Records for this task ▸
——

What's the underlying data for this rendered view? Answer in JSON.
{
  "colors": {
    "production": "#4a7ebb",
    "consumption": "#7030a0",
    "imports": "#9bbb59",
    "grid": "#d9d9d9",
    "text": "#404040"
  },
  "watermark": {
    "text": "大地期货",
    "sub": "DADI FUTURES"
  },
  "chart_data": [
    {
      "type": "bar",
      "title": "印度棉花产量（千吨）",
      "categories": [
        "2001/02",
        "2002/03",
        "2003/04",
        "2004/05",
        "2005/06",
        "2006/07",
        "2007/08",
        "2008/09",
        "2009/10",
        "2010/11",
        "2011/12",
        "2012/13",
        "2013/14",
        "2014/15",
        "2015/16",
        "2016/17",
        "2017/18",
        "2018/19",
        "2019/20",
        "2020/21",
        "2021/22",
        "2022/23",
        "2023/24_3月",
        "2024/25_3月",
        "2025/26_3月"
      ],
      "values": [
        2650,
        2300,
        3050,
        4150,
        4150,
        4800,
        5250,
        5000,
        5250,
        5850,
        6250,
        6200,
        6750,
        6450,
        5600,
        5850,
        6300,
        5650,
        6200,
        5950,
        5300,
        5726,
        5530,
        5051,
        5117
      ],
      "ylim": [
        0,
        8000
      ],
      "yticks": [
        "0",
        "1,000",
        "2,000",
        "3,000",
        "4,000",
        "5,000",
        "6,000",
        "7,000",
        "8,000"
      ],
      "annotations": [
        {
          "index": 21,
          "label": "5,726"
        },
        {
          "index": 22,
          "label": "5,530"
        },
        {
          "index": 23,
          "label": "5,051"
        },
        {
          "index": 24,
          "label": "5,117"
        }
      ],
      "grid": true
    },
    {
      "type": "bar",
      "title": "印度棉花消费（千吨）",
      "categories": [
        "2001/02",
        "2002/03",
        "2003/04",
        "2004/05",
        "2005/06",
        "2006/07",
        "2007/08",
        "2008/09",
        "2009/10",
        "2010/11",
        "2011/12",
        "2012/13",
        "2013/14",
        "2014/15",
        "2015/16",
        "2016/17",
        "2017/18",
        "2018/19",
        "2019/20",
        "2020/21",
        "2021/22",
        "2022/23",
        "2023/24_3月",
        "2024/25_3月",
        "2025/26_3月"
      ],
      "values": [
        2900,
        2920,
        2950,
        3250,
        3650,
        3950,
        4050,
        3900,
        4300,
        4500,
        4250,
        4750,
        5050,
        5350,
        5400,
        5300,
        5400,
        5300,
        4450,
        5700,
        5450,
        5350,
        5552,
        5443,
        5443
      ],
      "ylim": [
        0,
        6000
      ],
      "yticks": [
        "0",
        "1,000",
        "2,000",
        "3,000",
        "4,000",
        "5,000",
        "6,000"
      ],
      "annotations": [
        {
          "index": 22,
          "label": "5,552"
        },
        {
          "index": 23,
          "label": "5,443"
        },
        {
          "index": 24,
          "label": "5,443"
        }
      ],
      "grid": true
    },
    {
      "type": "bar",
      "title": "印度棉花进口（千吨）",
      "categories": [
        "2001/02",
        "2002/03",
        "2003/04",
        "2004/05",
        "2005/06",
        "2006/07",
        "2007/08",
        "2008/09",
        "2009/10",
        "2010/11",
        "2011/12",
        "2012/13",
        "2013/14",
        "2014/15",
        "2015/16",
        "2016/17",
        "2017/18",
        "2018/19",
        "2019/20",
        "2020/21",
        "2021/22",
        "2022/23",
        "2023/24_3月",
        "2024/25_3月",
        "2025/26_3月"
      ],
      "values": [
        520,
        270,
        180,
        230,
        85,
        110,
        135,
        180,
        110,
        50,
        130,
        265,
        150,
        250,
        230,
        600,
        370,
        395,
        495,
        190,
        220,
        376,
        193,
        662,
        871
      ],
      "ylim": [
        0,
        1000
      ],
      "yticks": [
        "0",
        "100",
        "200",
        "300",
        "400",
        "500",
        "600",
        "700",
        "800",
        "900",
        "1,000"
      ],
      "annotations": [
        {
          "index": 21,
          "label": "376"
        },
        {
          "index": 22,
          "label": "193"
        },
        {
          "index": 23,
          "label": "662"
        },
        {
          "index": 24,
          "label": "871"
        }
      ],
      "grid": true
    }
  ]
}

——

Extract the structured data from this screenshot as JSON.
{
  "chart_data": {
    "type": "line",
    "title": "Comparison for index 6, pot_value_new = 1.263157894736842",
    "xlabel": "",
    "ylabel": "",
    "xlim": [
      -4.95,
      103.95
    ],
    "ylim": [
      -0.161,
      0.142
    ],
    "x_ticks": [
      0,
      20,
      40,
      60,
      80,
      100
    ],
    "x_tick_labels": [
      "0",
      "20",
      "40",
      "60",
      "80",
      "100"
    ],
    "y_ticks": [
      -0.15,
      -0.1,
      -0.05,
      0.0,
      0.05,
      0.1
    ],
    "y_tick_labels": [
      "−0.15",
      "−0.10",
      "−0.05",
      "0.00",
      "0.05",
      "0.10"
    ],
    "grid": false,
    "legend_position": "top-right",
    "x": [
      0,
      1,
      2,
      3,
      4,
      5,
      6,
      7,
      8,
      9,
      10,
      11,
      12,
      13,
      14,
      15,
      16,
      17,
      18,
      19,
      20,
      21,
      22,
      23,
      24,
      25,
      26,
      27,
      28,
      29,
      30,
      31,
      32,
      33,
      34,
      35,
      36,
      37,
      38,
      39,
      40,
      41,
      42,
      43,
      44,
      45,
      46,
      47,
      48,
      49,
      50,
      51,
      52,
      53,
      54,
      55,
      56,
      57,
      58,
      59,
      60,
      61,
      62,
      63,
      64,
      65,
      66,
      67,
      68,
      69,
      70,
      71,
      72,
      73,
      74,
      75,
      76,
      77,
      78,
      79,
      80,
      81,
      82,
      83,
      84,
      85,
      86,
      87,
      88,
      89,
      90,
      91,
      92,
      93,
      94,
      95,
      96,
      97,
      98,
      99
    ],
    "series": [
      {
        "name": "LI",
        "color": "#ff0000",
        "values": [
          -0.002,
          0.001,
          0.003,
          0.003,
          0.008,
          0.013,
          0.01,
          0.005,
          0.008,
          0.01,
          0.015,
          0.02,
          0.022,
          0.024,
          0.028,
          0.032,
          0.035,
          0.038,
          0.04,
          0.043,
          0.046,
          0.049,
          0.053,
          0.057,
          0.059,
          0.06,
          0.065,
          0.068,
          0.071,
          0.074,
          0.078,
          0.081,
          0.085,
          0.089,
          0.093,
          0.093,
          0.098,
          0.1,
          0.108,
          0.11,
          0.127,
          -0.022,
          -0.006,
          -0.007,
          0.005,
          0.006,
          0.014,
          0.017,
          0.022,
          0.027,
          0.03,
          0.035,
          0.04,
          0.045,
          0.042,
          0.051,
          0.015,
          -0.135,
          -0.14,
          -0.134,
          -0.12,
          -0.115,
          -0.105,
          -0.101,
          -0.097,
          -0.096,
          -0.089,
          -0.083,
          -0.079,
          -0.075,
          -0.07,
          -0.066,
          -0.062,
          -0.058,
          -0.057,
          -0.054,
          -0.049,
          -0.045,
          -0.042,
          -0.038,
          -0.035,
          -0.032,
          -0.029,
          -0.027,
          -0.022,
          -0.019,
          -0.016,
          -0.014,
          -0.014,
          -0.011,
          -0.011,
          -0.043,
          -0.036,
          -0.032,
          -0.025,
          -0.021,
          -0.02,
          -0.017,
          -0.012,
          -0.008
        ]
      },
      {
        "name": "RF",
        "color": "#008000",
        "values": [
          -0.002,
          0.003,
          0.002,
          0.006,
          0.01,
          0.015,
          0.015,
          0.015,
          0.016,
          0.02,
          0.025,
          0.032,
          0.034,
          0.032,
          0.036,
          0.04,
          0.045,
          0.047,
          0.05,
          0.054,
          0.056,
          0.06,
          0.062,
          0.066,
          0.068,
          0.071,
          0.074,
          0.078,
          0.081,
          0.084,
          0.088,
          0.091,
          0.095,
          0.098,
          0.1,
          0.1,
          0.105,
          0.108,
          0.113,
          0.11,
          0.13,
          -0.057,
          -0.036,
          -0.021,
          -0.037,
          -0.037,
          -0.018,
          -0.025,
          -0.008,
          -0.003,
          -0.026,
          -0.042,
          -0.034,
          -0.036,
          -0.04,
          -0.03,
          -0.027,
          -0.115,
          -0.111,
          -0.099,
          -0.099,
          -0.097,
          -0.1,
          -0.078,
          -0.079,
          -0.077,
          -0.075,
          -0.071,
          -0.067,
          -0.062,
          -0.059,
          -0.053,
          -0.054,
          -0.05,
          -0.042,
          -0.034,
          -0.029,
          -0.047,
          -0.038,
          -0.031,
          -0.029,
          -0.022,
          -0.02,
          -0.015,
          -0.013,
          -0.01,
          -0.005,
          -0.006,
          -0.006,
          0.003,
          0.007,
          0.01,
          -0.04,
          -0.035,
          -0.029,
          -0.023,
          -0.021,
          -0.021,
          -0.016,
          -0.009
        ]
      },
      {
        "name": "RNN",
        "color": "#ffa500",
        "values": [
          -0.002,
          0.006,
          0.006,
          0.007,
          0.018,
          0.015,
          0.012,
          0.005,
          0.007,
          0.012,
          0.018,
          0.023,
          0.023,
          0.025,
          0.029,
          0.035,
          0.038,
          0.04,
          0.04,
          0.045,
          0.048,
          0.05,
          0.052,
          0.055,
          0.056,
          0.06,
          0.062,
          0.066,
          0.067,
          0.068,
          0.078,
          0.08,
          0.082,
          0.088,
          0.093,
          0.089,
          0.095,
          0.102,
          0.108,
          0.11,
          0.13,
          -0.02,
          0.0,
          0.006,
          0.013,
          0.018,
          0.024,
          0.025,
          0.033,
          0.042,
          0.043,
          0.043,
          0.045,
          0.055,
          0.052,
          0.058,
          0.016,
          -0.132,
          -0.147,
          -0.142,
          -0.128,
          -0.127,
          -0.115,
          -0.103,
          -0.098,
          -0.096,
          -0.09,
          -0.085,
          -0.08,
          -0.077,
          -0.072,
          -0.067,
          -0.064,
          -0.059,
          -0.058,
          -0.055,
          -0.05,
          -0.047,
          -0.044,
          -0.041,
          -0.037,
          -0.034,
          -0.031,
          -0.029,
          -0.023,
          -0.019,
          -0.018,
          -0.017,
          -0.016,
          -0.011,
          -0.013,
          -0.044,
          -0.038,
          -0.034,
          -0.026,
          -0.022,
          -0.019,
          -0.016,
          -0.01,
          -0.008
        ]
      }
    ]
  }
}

——

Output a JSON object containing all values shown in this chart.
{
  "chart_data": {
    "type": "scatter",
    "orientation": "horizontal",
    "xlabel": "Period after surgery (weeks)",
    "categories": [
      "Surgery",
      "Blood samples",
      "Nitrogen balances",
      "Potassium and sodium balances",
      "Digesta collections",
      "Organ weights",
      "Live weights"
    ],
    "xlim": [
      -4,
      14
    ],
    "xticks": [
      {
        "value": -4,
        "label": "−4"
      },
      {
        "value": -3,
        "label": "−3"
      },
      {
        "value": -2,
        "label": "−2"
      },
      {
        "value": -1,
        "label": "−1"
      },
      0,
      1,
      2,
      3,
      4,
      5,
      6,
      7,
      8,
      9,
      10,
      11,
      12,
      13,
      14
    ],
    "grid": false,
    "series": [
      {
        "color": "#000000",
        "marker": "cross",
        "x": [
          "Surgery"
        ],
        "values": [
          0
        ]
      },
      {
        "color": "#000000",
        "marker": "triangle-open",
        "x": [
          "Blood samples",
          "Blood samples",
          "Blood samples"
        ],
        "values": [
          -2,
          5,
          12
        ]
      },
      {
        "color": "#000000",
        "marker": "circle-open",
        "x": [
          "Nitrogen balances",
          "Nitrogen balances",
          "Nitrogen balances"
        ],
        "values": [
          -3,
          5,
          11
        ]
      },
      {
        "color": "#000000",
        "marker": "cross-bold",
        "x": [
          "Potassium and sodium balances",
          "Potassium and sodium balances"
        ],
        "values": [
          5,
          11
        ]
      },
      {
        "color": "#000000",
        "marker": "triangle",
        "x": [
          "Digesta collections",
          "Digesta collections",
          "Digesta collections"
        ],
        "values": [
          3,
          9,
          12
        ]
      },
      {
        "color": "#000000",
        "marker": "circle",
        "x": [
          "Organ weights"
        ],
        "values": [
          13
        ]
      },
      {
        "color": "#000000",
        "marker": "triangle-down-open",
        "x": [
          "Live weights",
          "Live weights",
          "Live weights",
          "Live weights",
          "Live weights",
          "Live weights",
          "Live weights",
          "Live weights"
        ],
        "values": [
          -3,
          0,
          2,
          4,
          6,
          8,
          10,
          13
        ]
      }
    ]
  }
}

——

List each line of the entries that holds the string "Potassium".

Problem solution ▸
      "Potassium and sodium balances",
          "Potassium and sodium balances",
          "Potassium and sodium balances"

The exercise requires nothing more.